— Begin —

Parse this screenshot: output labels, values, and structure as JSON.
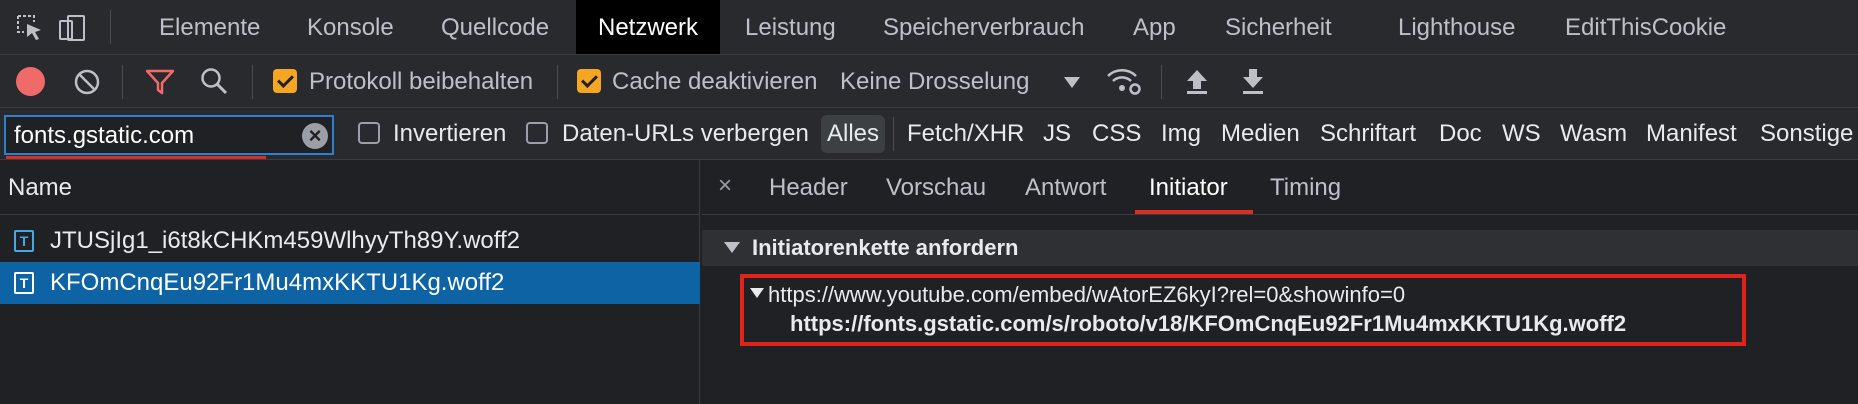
{
  "top_tabs": [
    {
      "label": "Elemente"
    },
    {
      "label": "Konsole"
    },
    {
      "label": "Quellcode"
    },
    {
      "label": "Netzwerk"
    },
    {
      "label": "Leistung"
    },
    {
      "label": "Speicherverbrauch"
    },
    {
      "label": "App"
    },
    {
      "label": "Sicherheit"
    },
    {
      "label": "Lighthouse"
    },
    {
      "label": "EditThisCookie"
    }
  ],
  "toolbar": {
    "preserve_log_label": "Protokoll beibehalten",
    "disable_cache_label": "Cache deaktivieren",
    "throttling_value": "Keine Drosselung"
  },
  "filter": {
    "search_value": "fonts.gstatic.com",
    "invert_label": "Invertieren",
    "hide_data_urls_label": "Daten-URLs verbergen",
    "types": [
      "Alles",
      "Fetch/XHR",
      "JS",
      "CSS",
      "Img",
      "Medien",
      "Schriftart",
      "Doc",
      "WS",
      "Wasm",
      "Manifest",
      "Sonstige"
    ]
  },
  "requests": {
    "header": "Name",
    "rows": [
      {
        "name": "JTUSjIg1_i6t8kCHKm459WlhyyTh89Y.woff2",
        "icon": "T"
      },
      {
        "name": "KFOmCnqEu92Fr1Mu4mxKKTU1Kg.woff2",
        "icon": "T"
      }
    ]
  },
  "details": {
    "tabs": [
      "Header",
      "Vorschau",
      "Antwort",
      "Initiator",
      "Timing"
    ],
    "section_title": "Initiatorenkette anfordern",
    "chain_parent": "https://www.youtube.com/embed/wAtorEZ6kyI?rel=0&showinfo=0",
    "chain_child": "https://fonts.gstatic.com/s/roboto/v18/KFOmCnqEu92Fr1Mu4mxKKTU1Kg.woff2"
  },
  "colors": {
    "accent_blue": "#0e63a4",
    "highlight_red": "#e2231a",
    "checkbox_orange": "#f5a623",
    "record_red": "#f16a6a"
  }
}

— End —

Look through the material above and pick out each line holding the word "gstatic".

> **Reply**:
    "search_value": "fonts.gstatic.com",
    "chain_child": "https://fonts.gstatic.com/s/roboto/v18/KFOmCnqEu92Fr1Mu4mxKKTU1Kg.woff2"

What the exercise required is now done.